Written problem:
In your copy, repeat the records exactly and leave out the pictures.

Available records:
=====
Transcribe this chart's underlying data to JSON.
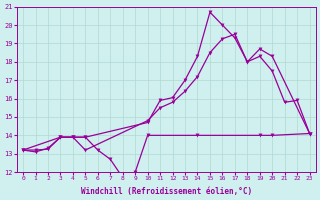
{
  "xlabel": "Windchill (Refroidissement éolien,°C)",
  "xlim": [
    -0.5,
    23.5
  ],
  "ylim": [
    12,
    21
  ],
  "xticks": [
    0,
    1,
    2,
    3,
    4,
    5,
    6,
    7,
    8,
    9,
    10,
    11,
    12,
    13,
    14,
    15,
    16,
    17,
    18,
    19,
    20,
    21,
    22,
    23
  ],
  "yticks": [
    12,
    13,
    14,
    15,
    16,
    17,
    18,
    19,
    20,
    21
  ],
  "bg_color": "#cff0ee",
  "grid_color": "#b0d8d0",
  "line_color": "#990099",
  "line1_x": [
    0,
    1,
    2,
    3,
    4,
    5,
    6,
    7,
    8,
    9,
    10,
    14,
    19,
    20,
    23
  ],
  "line1_y": [
    13.2,
    13.1,
    13.3,
    13.9,
    13.9,
    13.9,
    13.2,
    12.7,
    11.7,
    12.0,
    14.0,
    14.0,
    14.0,
    14.0,
    14.1
  ],
  "line2_x": [
    0,
    1,
    2,
    3,
    4,
    5,
    10,
    11,
    12,
    13,
    14,
    15,
    16,
    17,
    18,
    19,
    20,
    21,
    22,
    23
  ],
  "line2_y": [
    13.2,
    13.2,
    13.25,
    13.9,
    13.9,
    13.9,
    14.7,
    15.9,
    16.05,
    17.0,
    18.3,
    20.7,
    20.0,
    19.3,
    18.0,
    18.3,
    17.5,
    15.8,
    15.9,
    14.1
  ],
  "line3_x": [
    0,
    3,
    4,
    5,
    10,
    11,
    12,
    13,
    14,
    15,
    16,
    17,
    18,
    19,
    20,
    23
  ],
  "line3_y": [
    13.2,
    13.9,
    13.9,
    13.2,
    14.8,
    15.5,
    15.8,
    16.4,
    17.2,
    18.5,
    19.25,
    19.5,
    18.0,
    18.7,
    18.3,
    14.1
  ]
}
=====
Finished task:
Transcribe this chart's underlying data to JSON.
{
  "xlabel": "Windchill (Refroidissement éolien,°C)",
  "xlim": [
    -0.5,
    23.5
  ],
  "ylim": [
    12,
    21
  ],
  "xticks": [
    0,
    1,
    2,
    3,
    4,
    5,
    6,
    7,
    8,
    9,
    10,
    11,
    12,
    13,
    14,
    15,
    16,
    17,
    18,
    19,
    20,
    21,
    22,
    23
  ],
  "yticks": [
    12,
    13,
    14,
    15,
    16,
    17,
    18,
    19,
    20,
    21
  ],
  "bg_color": "#cff0ee",
  "grid_color": "#b0d8d0",
  "line_color": "#990099",
  "line1_x": [
    0,
    1,
    2,
    3,
    4,
    5,
    6,
    7,
    8,
    9,
    10,
    14,
    19,
    20,
    23
  ],
  "line1_y": [
    13.2,
    13.1,
    13.3,
    13.9,
    13.9,
    13.9,
    13.2,
    12.7,
    11.7,
    12.0,
    14.0,
    14.0,
    14.0,
    14.0,
    14.1
  ],
  "line2_x": [
    0,
    1,
    2,
    3,
    4,
    5,
    10,
    11,
    12,
    13,
    14,
    15,
    16,
    17,
    18,
    19,
    20,
    21,
    22,
    23
  ],
  "line2_y": [
    13.2,
    13.2,
    13.25,
    13.9,
    13.9,
    13.9,
    14.7,
    15.9,
    16.05,
    17.0,
    18.3,
    20.7,
    20.0,
    19.3,
    18.0,
    18.3,
    17.5,
    15.8,
    15.9,
    14.1
  ],
  "line3_x": [
    0,
    3,
    4,
    5,
    10,
    11,
    12,
    13,
    14,
    15,
    16,
    17,
    18,
    19,
    20,
    23
  ],
  "line3_y": [
    13.2,
    13.9,
    13.9,
    13.2,
    14.8,
    15.5,
    15.8,
    16.4,
    17.2,
    18.5,
    19.25,
    19.5,
    18.0,
    18.7,
    18.3,
    14.1
  ]
}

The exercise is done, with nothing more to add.